**EXERCISE INSTRUCTIONS:**
Reproduce the data below line by line, word for word, and omit the pictures.

[Extracted records]
** Begin **

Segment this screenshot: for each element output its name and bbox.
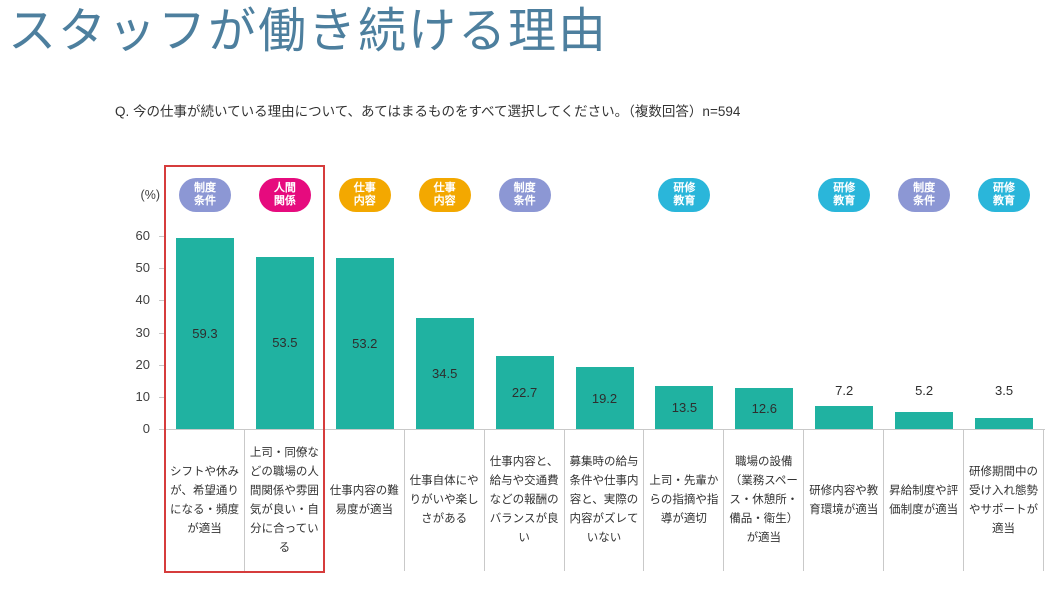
- category-badge: 人間 関係: [258, 178, 311, 212]
- bar-value: 53.2: [352, 335, 378, 351]
- category-badge: 仕事 内容: [418, 178, 471, 212]
- bar-value: 19.2: [591, 390, 618, 406]
- y-tick-label: 20: [135, 356, 150, 372]
- category-label: シフトや休みが、希望通りになる・頻度が適当: [165, 430, 245, 571]
- bar-value: 12.6: [751, 401, 777, 417]
- y-tick-label: 10: [135, 388, 150, 404]
- y-tick-mark: [159, 300, 165, 302]
- x-axis-line: [165, 429, 1045, 430]
- y-axis-unit-label: (%): [140, 188, 160, 202]
- category-label: 職場の設備（業務スペース・休憩所・備品・衛生）が適当: [724, 430, 805, 571]
- category-label: 仕事内容の難易度が適当: [325, 430, 405, 571]
- y-tick-mark: [159, 268, 165, 270]
- y-tick-mark: [159, 236, 165, 237]
- bar-value: 34.5: [432, 366, 458, 381]
- bar: [415, 318, 474, 429]
- bar: [655, 385, 714, 429]
- bar: [815, 405, 874, 429]
- category-label: 仕事自体にやりがいや楽しさがある: [405, 430, 485, 571]
- category-badge: 研修 教育: [658, 178, 711, 212]
- category-label: 昇給制度や評価制度が適当: [884, 430, 965, 571]
- y-tick-label: 0: [142, 421, 150, 436]
- y-tick-mark: [159, 396, 165, 398]
- page-title: スタッフが働き続ける理由: [8, 5, 609, 58]
- y-tick-label: 50: [135, 260, 150, 276]
- y-tick-mark: [159, 429, 165, 430]
- category-label: 上司・先輩からの指摘や指導が適切: [644, 430, 725, 571]
- bar-value: 7.2: [835, 383, 854, 398]
- y-tick-label: 60: [135, 228, 150, 243]
- y-tick-mark: [159, 364, 165, 366]
- bar: [495, 355, 554, 429]
- bar-value: 5.2: [915, 383, 934, 398]
- category-label: 研修期間中の受け入れ態勢やサポートが適当: [964, 430, 1044, 571]
- category-label: 募集時の給与条件や仕事内容と、実際の内容がズレていない: [565, 430, 645, 571]
- survey-question: Q. 今の仕事が続いている理由について、あてはまるものをすべて選択してください。…: [115, 104, 741, 119]
- category-badge: 制度 条件: [898, 178, 951, 212]
- bar-value: 13.5: [671, 399, 698, 415]
- bar-value: 3.5: [994, 383, 1014, 398]
- category-badge: 制度 条件: [178, 178, 231, 212]
- bar: [175, 238, 234, 429]
- category-label: 仕事内容と、給与や交通費などの報酬のバランスが良い: [485, 430, 565, 571]
- category-badge: 仕事 内容: [338, 178, 391, 212]
- category-badge: 研修 教育: [978, 178, 1031, 212]
- y-tick-label: 30: [135, 324, 150, 340]
- category-label: 研修内容や教育環境が適当: [804, 430, 885, 571]
- bar: [575, 367, 634, 429]
- category-badge: 研修 教育: [818, 178, 871, 212]
- y-tick-mark: [159, 332, 165, 334]
- bar: [335, 257, 394, 429]
- bar: [895, 412, 954, 429]
- bar: [255, 256, 314, 429]
- bar-value: 22.7: [511, 384, 538, 400]
- category-badge: 制度 条件: [498, 178, 551, 212]
- highlight-box: [164, 165, 325, 573]
- y-tick-label: 40: [135, 292, 150, 308]
- bar-value: 53.5: [272, 335, 298, 351]
- bar-value: 59.3: [192, 326, 218, 342]
- bar: [735, 388, 794, 429]
- category-label: 上司・同僚などの職場の人間関係や雰囲気が良い・自分に合っている: [245, 430, 325, 571]
- bar: [975, 417, 1034, 429]
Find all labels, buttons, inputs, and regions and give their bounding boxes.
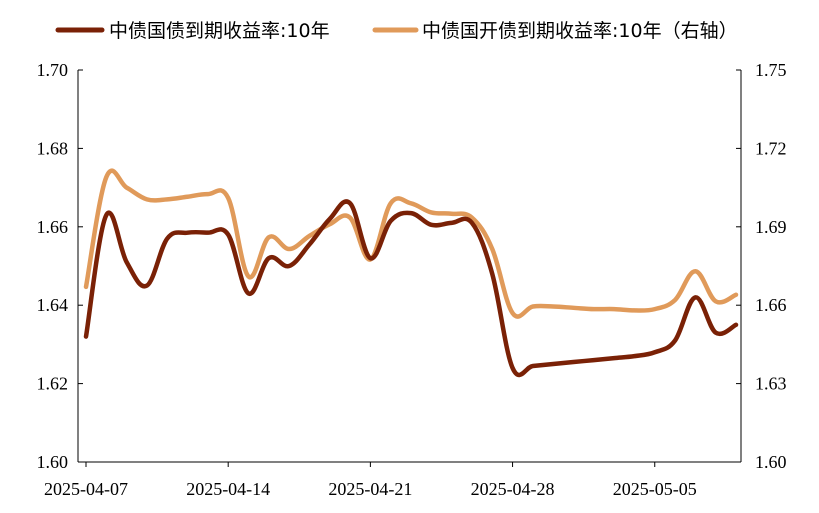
y-left-tick-label: 1.60 xyxy=(37,452,69,472)
x-tick-label: 2025-04-21 xyxy=(328,479,412,499)
y-right-tick-label: 1.72 xyxy=(755,138,787,158)
y-left-tick-label: 1.68 xyxy=(37,138,69,158)
series-line-cdb-10y xyxy=(83,168,739,319)
y-right-tick-label: 1.60 xyxy=(755,452,787,472)
y-left-tick-label: 1.62 xyxy=(37,374,69,394)
x-tick-label: 2025-05-05 xyxy=(613,479,697,499)
x-tick-label: 2025-04-28 xyxy=(471,479,555,499)
y-right-tick-label: 1.75 xyxy=(755,60,787,80)
legend-label-cdb-10y: 中债国开债到期收益率:10年（右轴） xyxy=(422,20,738,42)
x-tick-label: 2025-04-07 xyxy=(44,479,128,499)
y-left-tick-label: 1.64 xyxy=(37,295,69,315)
y-right-tick-label: 1.66 xyxy=(755,295,787,315)
y-left-tick-label: 1.66 xyxy=(37,217,69,237)
y-left-tick-label: 1.70 xyxy=(37,60,69,80)
legend-label-govt-10y: 中债国债到期收益率:10年 xyxy=(109,20,330,42)
y-right-tick-label: 1.63 xyxy=(755,374,787,394)
y-right-tick-label: 1.69 xyxy=(755,217,787,237)
x-tick-label: 2025-04-14 xyxy=(186,479,270,499)
series-line-govt-10y xyxy=(83,199,739,378)
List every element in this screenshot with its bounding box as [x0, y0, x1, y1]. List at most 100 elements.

** End **

**FINISHED EXERCISE:**
Segment this screenshot: for each element output its name and bbox.
- category-badge: 人間 関係: [258, 178, 311, 212]
- bar-value: 53.2: [352, 335, 378, 351]
- category-badge: 仕事 内容: [418, 178, 471, 212]
- bar-value: 19.2: [591, 390, 618, 406]
- y-tick-label: 20: [135, 356, 150, 372]
- category-label: シフトや休みが、希望通りになる・頻度が適当: [165, 430, 245, 571]
- bar-value: 12.6: [751, 401, 777, 417]
- y-tick-label: 10: [135, 388, 150, 404]
- y-tick-mark: [159, 300, 165, 302]
- x-axis-line: [165, 429, 1045, 430]
- y-axis-unit-label: (%): [140, 188, 160, 202]
- category-label: 職場の設備（業務スペース・休憩所・備品・衛生）が適当: [724, 430, 805, 571]
- category-label: 仕事内容の難易度が適当: [325, 430, 405, 571]
- y-tick-mark: [159, 268, 165, 270]
- y-tick-mark: [159, 236, 165, 237]
- bar-value: 34.5: [432, 366, 458, 381]
- bar: [415, 318, 474, 429]
- bar: [655, 385, 714, 429]
- bar: [815, 405, 874, 429]
- category-label: 仕事自体にやりがいや楽しさがある: [405, 430, 485, 571]
- category-badge: 研修 教育: [658, 178, 711, 212]
- category-label: 昇給制度や評価制度が適当: [884, 430, 965, 571]
- y-tick-label: 0: [142, 421, 150, 436]
- y-tick-mark: [159, 396, 165, 398]
- page-title: スタッフが働き続ける理由: [8, 5, 609, 58]
- y-tick-label: 50: [135, 260, 150, 276]
- y-tick-mark: [159, 429, 165, 430]
- category-label: 上司・先輩からの指摘や指導が適切: [644, 430, 725, 571]
- bar-value: 7.2: [835, 383, 854, 398]
- y-tick-label: 60: [135, 228, 150, 243]
- y-tick-mark: [159, 364, 165, 366]
- bar: [495, 355, 554, 429]
- bar-value: 5.2: [915, 383, 934, 398]
- category-label: 研修期間中の受け入れ態勢やサポートが適当: [964, 430, 1044, 571]
- category-label: 募集時の給与条件や仕事内容と、実際の内容がズレていない: [565, 430, 645, 571]
- survey-question: Q. 今の仕事が続いている理由について、あてはまるものをすべて選択してください。…: [115, 104, 741, 119]
- category-badge: 制度 条件: [898, 178, 951, 212]
- bar-value: 13.5: [671, 399, 698, 415]
- bar-value: 3.5: [994, 383, 1014, 398]
- category-badge: 制度 条件: [178, 178, 231, 212]
- bar: [175, 238, 234, 429]
- category-label: 仕事内容と、給与や交通費などの報酬のバランスが良い: [485, 430, 565, 571]
- category-badge: 仕事 内容: [338, 178, 391, 212]
- category-badge: 研修 教育: [978, 178, 1031, 212]
- y-tick-label: 30: [135, 324, 150, 340]
- category-label: 研修内容や教育環境が適当: [804, 430, 885, 571]
- bar: [575, 367, 634, 429]
- category-badge: 研修 教育: [818, 178, 871, 212]
- y-tick-mark: [159, 332, 165, 334]
- bar: [335, 257, 394, 429]
- bar: [895, 412, 954, 429]
- bar: [255, 256, 314, 429]
- bar-value: 22.7: [511, 384, 538, 400]
- category-badge: 制度 条件: [498, 178, 551, 212]
- highlight-box: [164, 165, 325, 573]
- y-tick-label: 40: [135, 292, 150, 308]
- bar-value: 53.5: [272, 335, 298, 351]
- bar-value: 59.3: [192, 326, 218, 342]
- bar: [735, 388, 794, 429]
- category-label: 上司・同僚などの職場の人間関係や雰囲気が良い・自分に合っている: [245, 430, 325, 571]
- bar: [975, 417, 1034, 429]
Find all labels, buttons, inputs, and regions and give their bounding boxes.
y-left-tick-label: 1.60 xyxy=(37,452,69,472)
x-tick-label: 2025-04-21 xyxy=(328,479,412,499)
y-right-tick-label: 1.72 xyxy=(755,138,787,158)
y-left-tick-label: 1.68 xyxy=(37,138,69,158)
series-line-cdb-10y xyxy=(83,168,739,319)
y-right-tick-label: 1.60 xyxy=(755,452,787,472)
y-left-tick-label: 1.62 xyxy=(37,374,69,394)
x-tick-label: 2025-05-05 xyxy=(613,479,697,499)
x-tick-label: 2025-04-28 xyxy=(471,479,555,499)
y-right-tick-label: 1.75 xyxy=(755,60,787,80)
legend-label-cdb-10y: 中债国开债到期收益率:10年（右轴） xyxy=(422,20,738,42)
x-tick-label: 2025-04-07 xyxy=(44,479,128,499)
y-left-tick-label: 1.64 xyxy=(37,295,69,315)
y-right-tick-label: 1.66 xyxy=(755,295,787,315)
y-left-tick-label: 1.66 xyxy=(37,217,69,237)
y-left-tick-label: 1.70 xyxy=(37,60,69,80)
legend-label-govt-10y: 中债国债到期收益率:10年 xyxy=(109,20,330,42)
y-right-tick-label: 1.63 xyxy=(755,374,787,394)
y-right-tick-label: 1.69 xyxy=(755,217,787,237)
x-tick-label: 2025-04-14 xyxy=(186,479,270,499)
series-line-govt-10y xyxy=(83,199,739,378)
List every element in this screenshot with its bounding box as [x0, y0, x1, y1]. List at most 100 elements.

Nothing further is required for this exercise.